[Dataset rows about figures]
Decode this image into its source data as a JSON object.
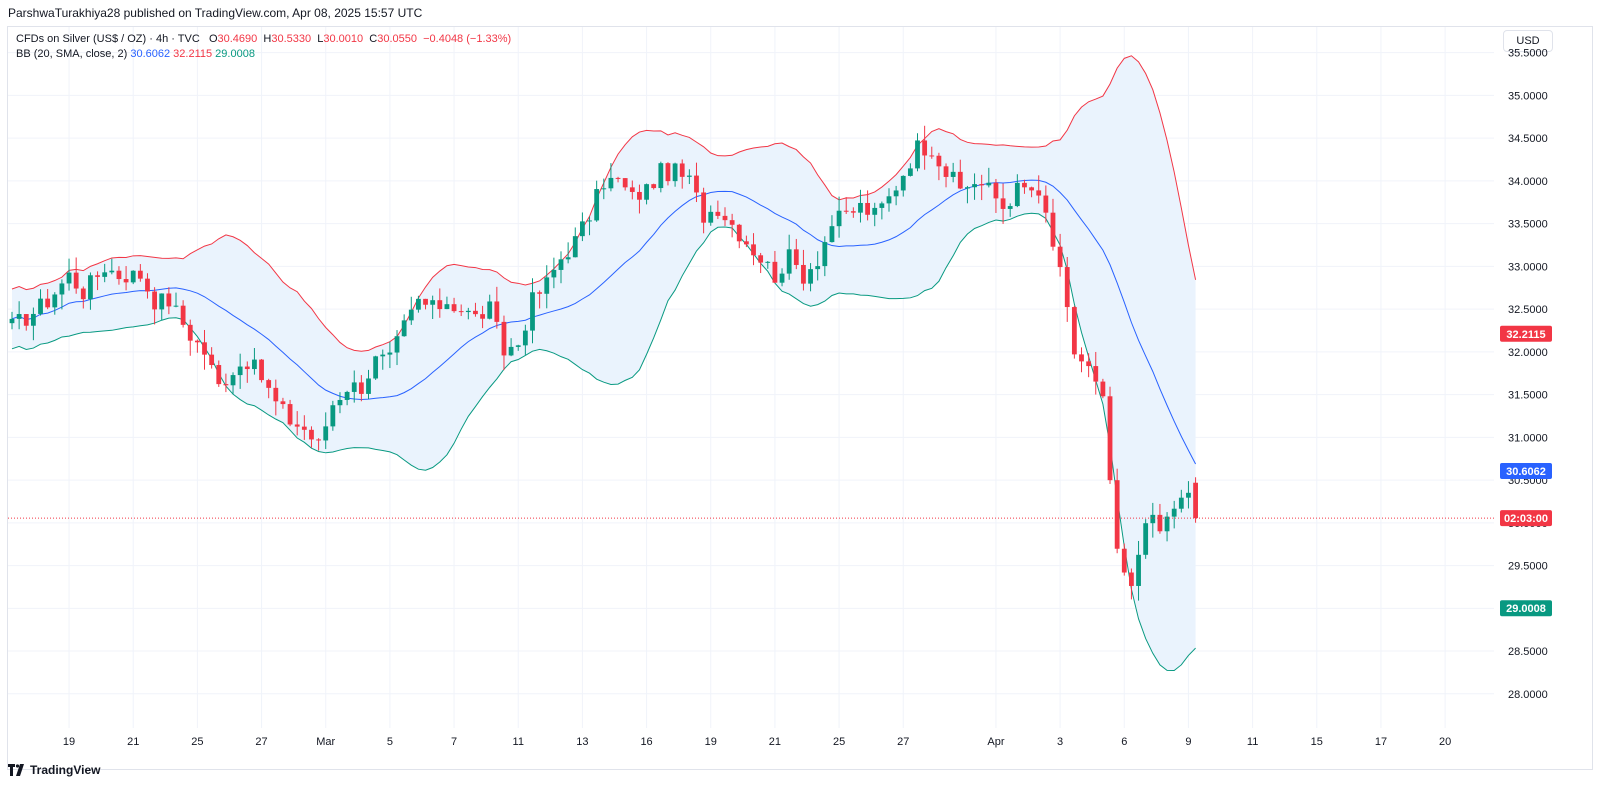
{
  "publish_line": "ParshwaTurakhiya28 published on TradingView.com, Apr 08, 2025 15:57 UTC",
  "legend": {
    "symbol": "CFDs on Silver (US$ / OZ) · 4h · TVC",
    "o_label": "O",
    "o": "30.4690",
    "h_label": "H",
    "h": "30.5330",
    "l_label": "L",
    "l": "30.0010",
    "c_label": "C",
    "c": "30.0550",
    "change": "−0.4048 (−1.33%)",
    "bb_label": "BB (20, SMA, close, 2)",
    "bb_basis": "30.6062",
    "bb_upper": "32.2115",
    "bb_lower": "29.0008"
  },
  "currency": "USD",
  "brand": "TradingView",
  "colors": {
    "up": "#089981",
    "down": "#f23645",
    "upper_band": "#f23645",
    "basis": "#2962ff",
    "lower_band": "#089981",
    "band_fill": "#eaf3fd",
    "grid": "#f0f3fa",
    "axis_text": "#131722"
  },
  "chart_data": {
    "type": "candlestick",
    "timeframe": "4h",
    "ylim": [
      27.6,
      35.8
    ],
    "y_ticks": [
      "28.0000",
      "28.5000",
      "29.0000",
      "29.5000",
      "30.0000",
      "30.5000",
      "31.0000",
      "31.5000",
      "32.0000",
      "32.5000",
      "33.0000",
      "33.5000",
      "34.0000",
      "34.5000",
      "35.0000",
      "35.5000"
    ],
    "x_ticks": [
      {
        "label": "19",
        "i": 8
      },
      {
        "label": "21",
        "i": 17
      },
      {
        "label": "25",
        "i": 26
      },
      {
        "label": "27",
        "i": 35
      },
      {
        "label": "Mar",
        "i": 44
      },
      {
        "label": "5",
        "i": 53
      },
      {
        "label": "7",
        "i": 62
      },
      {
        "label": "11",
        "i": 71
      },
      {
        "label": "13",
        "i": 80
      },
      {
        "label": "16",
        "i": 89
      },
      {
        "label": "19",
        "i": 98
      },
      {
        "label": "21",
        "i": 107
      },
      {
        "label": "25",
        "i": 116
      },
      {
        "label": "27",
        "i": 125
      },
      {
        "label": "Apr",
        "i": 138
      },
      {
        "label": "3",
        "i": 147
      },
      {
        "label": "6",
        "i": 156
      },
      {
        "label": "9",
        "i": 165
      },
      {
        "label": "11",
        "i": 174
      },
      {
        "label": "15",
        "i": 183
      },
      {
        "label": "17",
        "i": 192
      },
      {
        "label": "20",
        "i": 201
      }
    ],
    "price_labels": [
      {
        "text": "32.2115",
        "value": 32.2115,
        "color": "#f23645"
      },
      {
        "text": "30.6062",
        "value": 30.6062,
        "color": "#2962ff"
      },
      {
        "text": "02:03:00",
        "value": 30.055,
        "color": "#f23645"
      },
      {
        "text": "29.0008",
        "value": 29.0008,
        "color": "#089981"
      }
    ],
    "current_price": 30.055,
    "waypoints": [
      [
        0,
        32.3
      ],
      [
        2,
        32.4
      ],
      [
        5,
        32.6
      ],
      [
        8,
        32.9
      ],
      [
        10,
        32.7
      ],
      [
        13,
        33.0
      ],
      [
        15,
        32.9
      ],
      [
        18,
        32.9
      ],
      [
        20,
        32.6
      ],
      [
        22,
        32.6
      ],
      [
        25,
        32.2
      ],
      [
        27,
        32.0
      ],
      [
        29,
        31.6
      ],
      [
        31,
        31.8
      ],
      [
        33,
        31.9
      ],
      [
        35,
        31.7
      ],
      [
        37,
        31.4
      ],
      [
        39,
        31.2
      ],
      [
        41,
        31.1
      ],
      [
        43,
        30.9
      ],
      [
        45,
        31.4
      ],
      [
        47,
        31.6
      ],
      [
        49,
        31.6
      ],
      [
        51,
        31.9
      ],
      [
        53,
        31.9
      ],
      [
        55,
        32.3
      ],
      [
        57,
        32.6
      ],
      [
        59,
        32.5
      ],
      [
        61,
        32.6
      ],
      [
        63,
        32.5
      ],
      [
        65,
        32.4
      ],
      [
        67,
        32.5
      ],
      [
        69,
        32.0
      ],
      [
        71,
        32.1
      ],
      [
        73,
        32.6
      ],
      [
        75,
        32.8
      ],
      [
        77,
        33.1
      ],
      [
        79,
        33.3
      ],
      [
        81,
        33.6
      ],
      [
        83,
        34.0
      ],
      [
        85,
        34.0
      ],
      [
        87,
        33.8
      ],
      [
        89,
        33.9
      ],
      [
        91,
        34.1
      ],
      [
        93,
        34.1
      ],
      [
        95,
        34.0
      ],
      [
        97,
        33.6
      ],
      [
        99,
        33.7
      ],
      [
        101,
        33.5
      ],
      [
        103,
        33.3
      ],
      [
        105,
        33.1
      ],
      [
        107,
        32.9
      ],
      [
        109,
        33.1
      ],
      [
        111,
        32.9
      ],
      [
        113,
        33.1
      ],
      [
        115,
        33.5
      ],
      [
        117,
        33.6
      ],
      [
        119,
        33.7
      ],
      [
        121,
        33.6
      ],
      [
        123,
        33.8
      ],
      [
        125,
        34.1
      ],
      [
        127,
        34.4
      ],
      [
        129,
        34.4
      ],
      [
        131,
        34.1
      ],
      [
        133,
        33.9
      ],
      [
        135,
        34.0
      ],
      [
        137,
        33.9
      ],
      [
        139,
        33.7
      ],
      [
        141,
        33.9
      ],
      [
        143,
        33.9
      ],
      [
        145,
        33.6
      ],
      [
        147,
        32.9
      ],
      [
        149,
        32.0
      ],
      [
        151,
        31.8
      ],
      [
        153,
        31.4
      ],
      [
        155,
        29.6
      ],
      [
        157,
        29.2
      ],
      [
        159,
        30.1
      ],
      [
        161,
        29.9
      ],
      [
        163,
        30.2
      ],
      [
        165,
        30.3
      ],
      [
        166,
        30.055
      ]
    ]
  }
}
--
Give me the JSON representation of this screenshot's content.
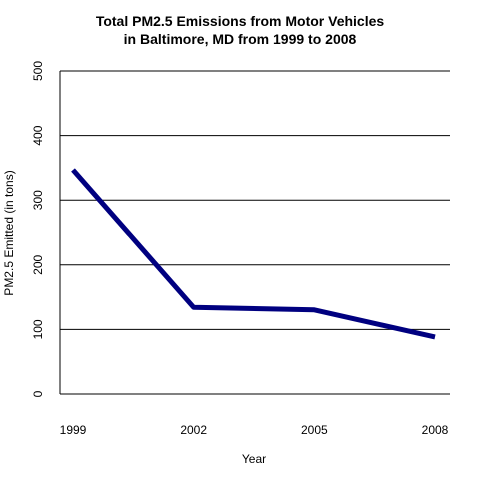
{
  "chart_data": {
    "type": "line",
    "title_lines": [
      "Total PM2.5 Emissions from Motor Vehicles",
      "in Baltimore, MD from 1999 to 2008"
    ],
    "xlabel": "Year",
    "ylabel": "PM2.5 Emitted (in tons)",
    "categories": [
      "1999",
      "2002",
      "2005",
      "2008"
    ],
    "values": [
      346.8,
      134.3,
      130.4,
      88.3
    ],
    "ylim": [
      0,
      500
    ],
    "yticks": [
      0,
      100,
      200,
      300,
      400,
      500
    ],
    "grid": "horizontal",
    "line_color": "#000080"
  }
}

_Task statement_:
Copy each line of the listing in which the word "from" can be found.

_Final answer_:
      "Total PM2.5 Emissions from Motor Vehicles",
      "in Baltimore, MD from 1999 to 2008"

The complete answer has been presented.